Set problem: Every line with the string "files" should be gathered.

Available records:
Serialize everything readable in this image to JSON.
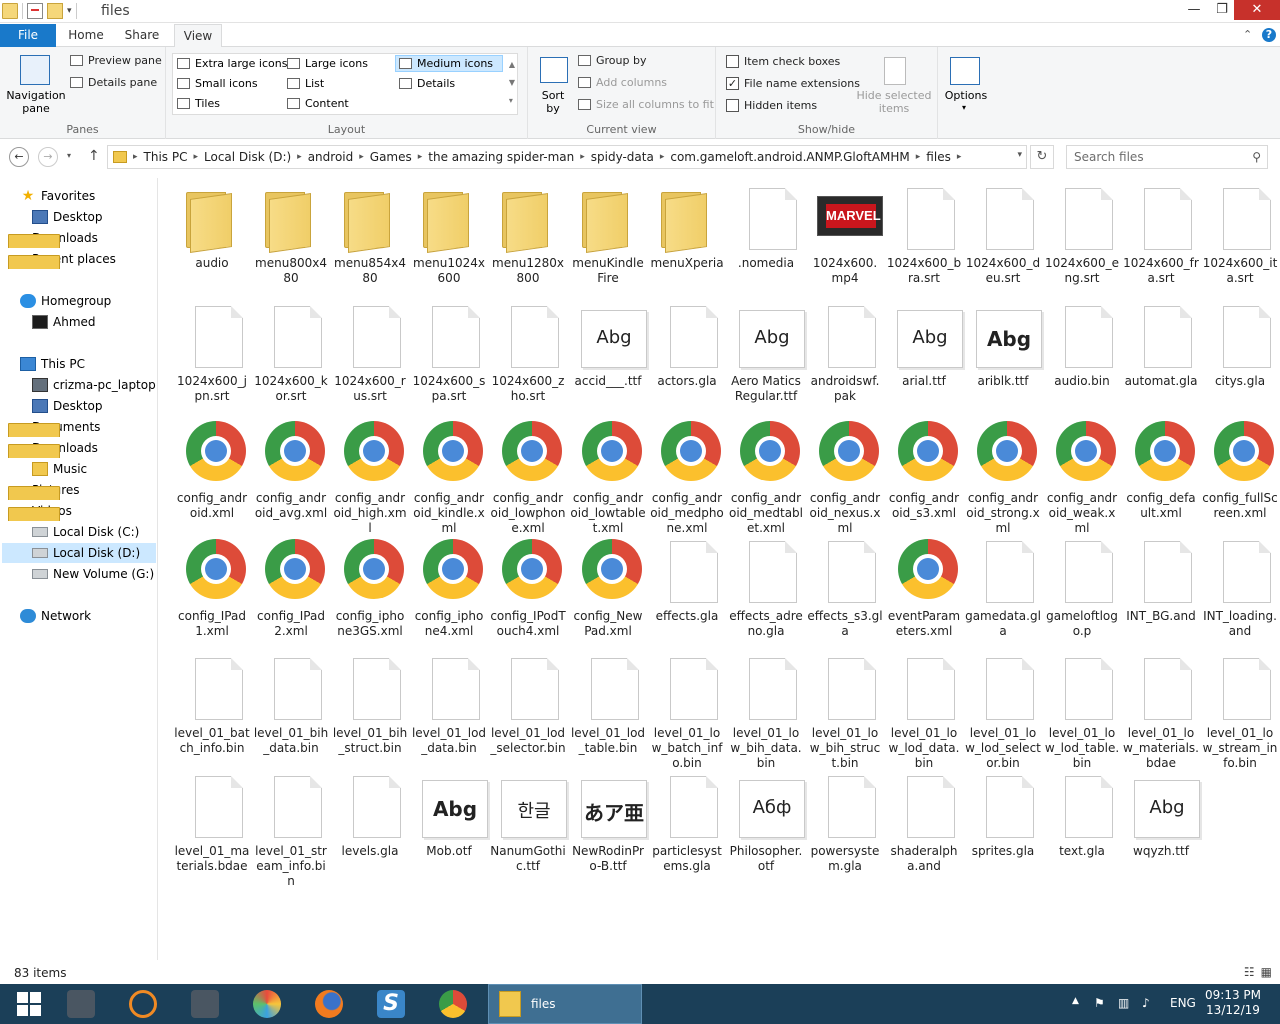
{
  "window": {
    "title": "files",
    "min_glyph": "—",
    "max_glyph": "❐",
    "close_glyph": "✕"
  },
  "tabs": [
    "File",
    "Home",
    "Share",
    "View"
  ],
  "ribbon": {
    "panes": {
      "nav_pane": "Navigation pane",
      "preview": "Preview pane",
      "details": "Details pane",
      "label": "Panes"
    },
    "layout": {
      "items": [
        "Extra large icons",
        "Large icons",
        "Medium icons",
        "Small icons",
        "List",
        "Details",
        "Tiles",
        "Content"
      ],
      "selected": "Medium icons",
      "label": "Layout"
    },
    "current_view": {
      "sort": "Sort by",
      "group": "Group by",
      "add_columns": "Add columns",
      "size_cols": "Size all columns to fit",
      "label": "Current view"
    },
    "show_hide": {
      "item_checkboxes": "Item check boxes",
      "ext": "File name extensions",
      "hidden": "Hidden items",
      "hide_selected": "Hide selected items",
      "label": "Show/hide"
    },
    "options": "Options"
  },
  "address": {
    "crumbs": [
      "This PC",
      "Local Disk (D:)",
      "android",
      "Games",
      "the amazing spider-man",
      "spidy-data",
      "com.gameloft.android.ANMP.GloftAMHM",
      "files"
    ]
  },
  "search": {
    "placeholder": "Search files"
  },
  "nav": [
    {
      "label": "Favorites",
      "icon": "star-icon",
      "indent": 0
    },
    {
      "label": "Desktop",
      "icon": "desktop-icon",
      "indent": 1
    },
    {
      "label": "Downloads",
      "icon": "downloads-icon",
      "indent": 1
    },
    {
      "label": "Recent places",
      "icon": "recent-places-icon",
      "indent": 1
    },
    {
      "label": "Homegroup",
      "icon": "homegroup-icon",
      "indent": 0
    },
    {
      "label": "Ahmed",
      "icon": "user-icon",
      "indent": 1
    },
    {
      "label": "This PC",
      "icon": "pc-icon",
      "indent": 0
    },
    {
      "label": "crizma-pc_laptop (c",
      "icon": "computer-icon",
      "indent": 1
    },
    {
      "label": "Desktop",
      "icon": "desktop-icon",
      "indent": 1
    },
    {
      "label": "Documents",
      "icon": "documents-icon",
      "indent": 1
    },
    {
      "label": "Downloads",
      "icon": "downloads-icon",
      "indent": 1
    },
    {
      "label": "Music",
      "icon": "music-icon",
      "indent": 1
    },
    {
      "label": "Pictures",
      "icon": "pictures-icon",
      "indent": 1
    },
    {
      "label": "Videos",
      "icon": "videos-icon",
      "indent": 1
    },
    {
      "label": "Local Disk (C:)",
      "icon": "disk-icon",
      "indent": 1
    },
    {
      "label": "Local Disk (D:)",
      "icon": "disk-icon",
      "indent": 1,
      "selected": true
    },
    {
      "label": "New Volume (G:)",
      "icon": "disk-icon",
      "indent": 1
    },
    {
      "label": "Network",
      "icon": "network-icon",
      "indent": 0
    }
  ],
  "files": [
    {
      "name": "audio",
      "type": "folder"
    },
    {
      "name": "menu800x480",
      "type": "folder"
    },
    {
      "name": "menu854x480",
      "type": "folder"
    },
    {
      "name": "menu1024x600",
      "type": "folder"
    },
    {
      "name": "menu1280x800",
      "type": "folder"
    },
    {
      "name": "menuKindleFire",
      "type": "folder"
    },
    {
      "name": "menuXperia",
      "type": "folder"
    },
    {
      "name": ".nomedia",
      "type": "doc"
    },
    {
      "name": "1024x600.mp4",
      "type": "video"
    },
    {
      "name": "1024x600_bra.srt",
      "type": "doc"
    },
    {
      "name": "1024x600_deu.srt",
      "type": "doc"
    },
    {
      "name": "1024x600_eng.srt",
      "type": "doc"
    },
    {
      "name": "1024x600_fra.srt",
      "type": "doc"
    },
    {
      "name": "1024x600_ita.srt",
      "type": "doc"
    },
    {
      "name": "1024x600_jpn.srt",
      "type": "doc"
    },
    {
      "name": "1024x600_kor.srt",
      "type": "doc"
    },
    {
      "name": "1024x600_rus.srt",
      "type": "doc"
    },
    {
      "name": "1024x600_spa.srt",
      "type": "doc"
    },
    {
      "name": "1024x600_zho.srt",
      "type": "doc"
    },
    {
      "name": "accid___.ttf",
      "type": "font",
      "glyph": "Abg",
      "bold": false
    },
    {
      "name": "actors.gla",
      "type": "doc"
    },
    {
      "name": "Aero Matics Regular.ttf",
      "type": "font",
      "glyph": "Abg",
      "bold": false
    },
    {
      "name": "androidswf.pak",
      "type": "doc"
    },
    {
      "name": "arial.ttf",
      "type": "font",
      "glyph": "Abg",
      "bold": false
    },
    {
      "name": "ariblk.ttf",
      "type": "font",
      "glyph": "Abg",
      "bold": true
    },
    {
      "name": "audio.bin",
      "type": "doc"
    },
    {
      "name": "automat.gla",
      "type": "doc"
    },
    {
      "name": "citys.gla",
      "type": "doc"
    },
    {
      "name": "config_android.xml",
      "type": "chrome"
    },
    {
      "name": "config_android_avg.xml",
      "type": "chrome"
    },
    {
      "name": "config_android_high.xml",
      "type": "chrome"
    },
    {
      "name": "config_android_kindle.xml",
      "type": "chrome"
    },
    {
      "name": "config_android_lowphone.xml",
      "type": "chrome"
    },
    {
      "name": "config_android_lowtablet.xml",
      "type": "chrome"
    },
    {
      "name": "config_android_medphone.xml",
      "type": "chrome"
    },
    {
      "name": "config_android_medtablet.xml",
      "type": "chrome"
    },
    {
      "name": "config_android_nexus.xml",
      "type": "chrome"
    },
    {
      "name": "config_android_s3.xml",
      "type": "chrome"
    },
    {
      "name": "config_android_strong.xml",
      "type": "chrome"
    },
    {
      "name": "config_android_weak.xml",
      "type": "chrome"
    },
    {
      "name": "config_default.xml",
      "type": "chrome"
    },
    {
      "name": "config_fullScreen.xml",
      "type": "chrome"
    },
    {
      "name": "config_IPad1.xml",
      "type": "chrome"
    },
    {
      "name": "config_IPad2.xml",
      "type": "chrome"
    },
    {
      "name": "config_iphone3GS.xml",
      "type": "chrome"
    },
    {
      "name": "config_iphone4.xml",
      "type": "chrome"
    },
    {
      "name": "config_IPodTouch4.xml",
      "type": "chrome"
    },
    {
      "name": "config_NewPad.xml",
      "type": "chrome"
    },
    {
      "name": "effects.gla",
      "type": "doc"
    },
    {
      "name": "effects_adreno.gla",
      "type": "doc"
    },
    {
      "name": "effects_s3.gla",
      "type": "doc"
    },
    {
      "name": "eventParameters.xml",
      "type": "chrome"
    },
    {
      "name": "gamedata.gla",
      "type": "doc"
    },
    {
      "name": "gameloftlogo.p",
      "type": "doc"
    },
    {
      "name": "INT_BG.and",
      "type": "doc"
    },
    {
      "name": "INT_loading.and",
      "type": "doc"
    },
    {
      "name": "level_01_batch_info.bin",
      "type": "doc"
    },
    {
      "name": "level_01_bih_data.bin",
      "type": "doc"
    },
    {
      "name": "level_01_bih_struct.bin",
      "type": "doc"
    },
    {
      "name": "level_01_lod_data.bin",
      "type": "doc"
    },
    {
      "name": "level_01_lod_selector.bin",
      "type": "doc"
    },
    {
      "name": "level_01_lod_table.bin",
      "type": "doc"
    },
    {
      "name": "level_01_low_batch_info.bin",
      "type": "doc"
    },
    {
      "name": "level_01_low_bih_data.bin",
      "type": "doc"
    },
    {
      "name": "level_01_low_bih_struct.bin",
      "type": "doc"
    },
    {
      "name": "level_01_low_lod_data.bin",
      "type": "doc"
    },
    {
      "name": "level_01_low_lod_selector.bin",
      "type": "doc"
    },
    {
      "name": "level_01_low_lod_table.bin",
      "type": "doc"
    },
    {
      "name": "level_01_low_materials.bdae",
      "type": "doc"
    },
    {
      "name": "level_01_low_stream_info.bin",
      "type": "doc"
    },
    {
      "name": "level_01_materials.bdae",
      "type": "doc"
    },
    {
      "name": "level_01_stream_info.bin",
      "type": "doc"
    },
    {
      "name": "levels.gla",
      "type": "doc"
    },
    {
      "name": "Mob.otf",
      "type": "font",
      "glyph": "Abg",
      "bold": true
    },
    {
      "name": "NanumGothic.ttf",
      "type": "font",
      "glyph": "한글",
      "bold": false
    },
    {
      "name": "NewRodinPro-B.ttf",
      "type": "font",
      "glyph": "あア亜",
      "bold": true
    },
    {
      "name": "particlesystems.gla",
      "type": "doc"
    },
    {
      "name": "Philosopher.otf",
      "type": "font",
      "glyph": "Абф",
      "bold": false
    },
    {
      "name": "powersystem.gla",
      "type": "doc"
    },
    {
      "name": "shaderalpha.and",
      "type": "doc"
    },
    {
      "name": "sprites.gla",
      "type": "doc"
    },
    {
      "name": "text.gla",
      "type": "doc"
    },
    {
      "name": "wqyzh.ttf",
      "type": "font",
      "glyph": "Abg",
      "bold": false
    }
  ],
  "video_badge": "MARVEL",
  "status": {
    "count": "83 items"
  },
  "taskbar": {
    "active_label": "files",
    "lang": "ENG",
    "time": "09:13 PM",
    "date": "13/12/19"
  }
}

Completed exercise:
    "title": "files",
      "files"
    "placeholder": "Search files"
  "files": [
    "active_label": "files",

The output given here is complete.